-- Dataset extract --
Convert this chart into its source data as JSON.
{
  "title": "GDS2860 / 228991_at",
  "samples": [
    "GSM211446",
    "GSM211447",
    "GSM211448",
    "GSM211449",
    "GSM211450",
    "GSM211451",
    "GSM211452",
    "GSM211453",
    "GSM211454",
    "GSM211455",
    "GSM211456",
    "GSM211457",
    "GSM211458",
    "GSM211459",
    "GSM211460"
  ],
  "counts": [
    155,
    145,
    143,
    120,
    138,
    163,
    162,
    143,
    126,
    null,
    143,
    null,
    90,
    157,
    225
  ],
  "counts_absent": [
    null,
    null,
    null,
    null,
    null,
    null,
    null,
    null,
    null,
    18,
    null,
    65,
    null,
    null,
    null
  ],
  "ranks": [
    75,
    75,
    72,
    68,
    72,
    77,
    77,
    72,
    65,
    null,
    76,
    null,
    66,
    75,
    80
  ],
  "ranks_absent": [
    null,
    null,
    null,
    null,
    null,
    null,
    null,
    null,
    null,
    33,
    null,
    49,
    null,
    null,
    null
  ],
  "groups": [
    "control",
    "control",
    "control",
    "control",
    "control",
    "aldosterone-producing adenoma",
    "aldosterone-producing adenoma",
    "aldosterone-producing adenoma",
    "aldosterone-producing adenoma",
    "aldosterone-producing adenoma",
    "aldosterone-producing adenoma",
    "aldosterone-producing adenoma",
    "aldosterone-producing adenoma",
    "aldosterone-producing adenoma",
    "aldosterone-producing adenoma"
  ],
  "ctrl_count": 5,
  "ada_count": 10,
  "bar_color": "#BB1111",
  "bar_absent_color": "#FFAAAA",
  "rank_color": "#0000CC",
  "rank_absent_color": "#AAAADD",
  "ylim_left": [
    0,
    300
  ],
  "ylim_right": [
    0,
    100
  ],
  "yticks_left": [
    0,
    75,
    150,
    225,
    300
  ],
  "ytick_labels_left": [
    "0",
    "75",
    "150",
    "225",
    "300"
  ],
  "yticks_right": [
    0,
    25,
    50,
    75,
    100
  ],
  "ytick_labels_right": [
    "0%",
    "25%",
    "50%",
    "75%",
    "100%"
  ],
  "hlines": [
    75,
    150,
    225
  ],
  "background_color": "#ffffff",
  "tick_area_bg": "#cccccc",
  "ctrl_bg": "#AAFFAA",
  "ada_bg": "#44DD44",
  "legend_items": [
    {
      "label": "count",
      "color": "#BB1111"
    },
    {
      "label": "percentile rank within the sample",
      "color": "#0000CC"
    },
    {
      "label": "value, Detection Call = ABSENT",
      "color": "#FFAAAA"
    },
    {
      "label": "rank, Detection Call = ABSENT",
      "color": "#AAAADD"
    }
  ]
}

-- Problem statement --
Go through the entries and return each line where the word "Detection" appears.

-- Finished exercise --
      "label": "value, Detection Call = ABSENT",
      "label": "rank, Detection Call = ABSENT",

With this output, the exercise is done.